Material provided:

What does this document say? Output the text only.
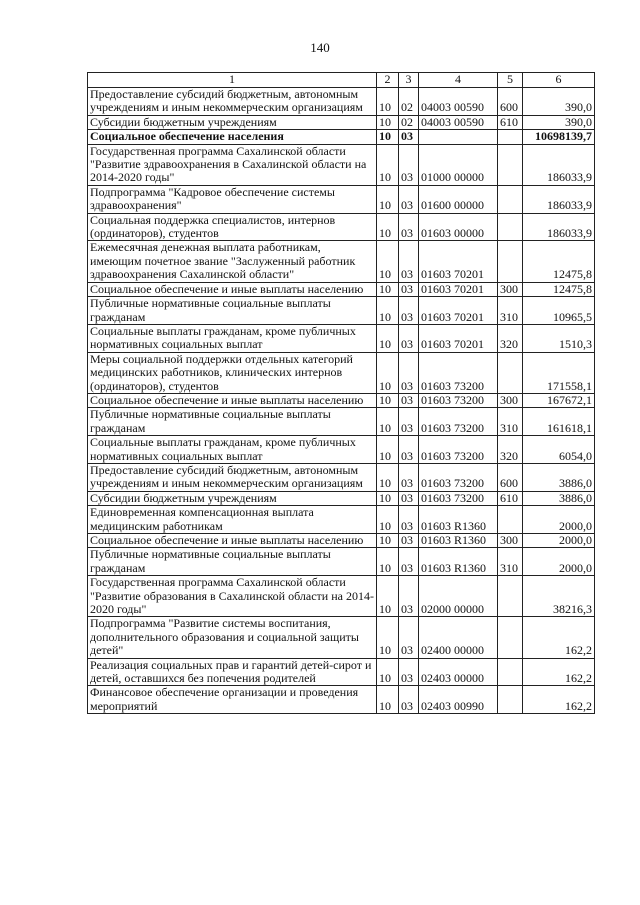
140
1	2	3	4	5	6
Предоставление субсидий бюджетным, автономным учреждениям и иным некоммерческим организациям	10	02	04003 00590	600	390,0
Субсидии бюджетным учреждениям	10	02	04003 00590	610	390,0
Социальное обеспечение населения	10	03			10698139,7
Государственная программа Сахалинской области "Развитие здравоохранения в Сахалинской области на 2014-2020 годы"	10	03	01000 00000		186033,9
Подпрограмма "Кадровое обеспечение системы здравоохранения"	10	03	01600 00000		186033,9
Социальная поддержка специалистов, интернов (ординаторов), студентов	10	03	01603 00000		186033,9
Ежемесячная денежная выплата работникам, имеющим почетное звание "Заслуженный работник здравоохранения Сахалинской области"	10	03	01603 70201		12475,8
Социальное обеспечение и иные выплаты населению	10	03	01603 70201	300	12475,8
Публичные нормативные социальные выплаты гражданам	10	03	01603 70201	310	10965,5
Социальные выплаты гражданам, кроме публичных нормативных социальных выплат	10	03	01603 70201	320	1510,3
Меры социальной поддержки отдельных категорий медицинских работников, клинических интернов (ординаторов), студентов	10	03	01603 73200		171558,1
Социальное обеспечение и иные выплаты населению	10	03	01603 73200	300	167672,1
Публичные нормативные социальные выплаты гражданам	10	03	01603 73200	310	161618,1
Социальные выплаты гражданам, кроме публичных нормативных социальных выплат	10	03	01603 73200	320	6054,0
Предоставление субсидий бюджетным, автономным учреждениям и иным некоммерческим организациям	10	03	01603 73200	600	3886,0
Субсидии бюджетным учреждениям	10	03	01603 73200	610	3886,0
Единовременная компенсационная выплата медицинским работникам	10	03	01603 R1360		2000,0
Социальное обеспечение и иные выплаты населению	10	03	01603 R1360	300	2000,0
Публичные нормативные социальные выплаты гражданам	10	03	01603 R1360	310	2000,0
Государственная программа Сахалинской области "Развитие образования в Сахалинской области на 2014-2020 годы"	10	03	02000 00000		38216,3
Подпрограмма "Развитие системы воспитания, дополнительного образования и социальной защиты детей"	10	03	02400 00000		162,2
Реализация социальных прав и гарантий детей-сирот и детей, оставшихся без попечения родителей	10	03	02403 00000		162,2
Финансовое обеспечение организации и проведения мероприятий	10	03	02403 00990		162,2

Work to be completed: Output all of the records exactly as they appear above, but not the pictures.

Answer in full:
What does this document say? Output the text only.
140
1	2	3	4	5	6
Предоставление субсидий бюджетным, автономным учреждениям и иным некоммерческим организациям	10	02	04003 00590	600	390,0
Субсидии бюджетным учреждениям	10	02	04003 00590	610	390,0
Социальное обеспечение населения	10	03			10698139,7
Государственная программа Сахалинской области "Развитие здравоохранения в Сахалинской области на 2014-2020 годы"	10	03	01000 00000		186033,9
Подпрограмма "Кадровое обеспечение системы здравоохранения"	10	03	01600 00000		186033,9
Социальная поддержка специалистов, интернов (ординаторов), студентов	10	03	01603 00000		186033,9
Ежемесячная денежная выплата работникам, имеющим почетное звание "Заслуженный работник здравоохранения Сахалинской области"	10	03	01603 70201		12475,8
Социальное обеспечение и иные выплаты населению	10	03	01603 70201	300	12475,8
Публичные нормативные социальные выплаты гражданам	10	03	01603 70201	310	10965,5
Социальные выплаты гражданам, кроме публичных нормативных социальных выплат	10	03	01603 70201	320	1510,3
Меры социальной поддержки отдельных категорий медицинских работников, клинических интернов (ординаторов), студентов	10	03	01603 73200		171558,1
Социальное обеспечение и иные выплаты населению	10	03	01603 73200	300	167672,1
Публичные нормативные социальные выплаты гражданам	10	03	01603 73200	310	161618,1
Социальные выплаты гражданам, кроме публичных нормативных социальных выплат	10	03	01603 73200	320	6054,0
Предоставление субсидий бюджетным, автономным учреждениям и иным некоммерческим организациям	10	03	01603 73200	600	3886,0
Субсидии бюджетным учреждениям	10	03	01603 73200	610	3886,0
Единовременная компенсационная выплата медицинским работникам	10	03	01603 R1360		2000,0
Социальное обеспечение и иные выплаты населению	10	03	01603 R1360	300	2000,0
Публичные нормативные социальные выплаты гражданам	10	03	01603 R1360	310	2000,0
Государственная программа Сахалинской области "Развитие образования в Сахалинской области на 2014-2020 годы"	10	03	02000 00000		38216,3
Подпрограмма "Развитие системы воспитания, дополнительного образования и социальной защиты детей"	10	03	02400 00000		162,2
Реализация социальных прав и гарантий детей-сирот и детей, оставшихся без попечения родителей	10	03	02403 00000		162,2
Финансовое обеспечение организации и проведения мероприятий	10	03	02403 00990		162,2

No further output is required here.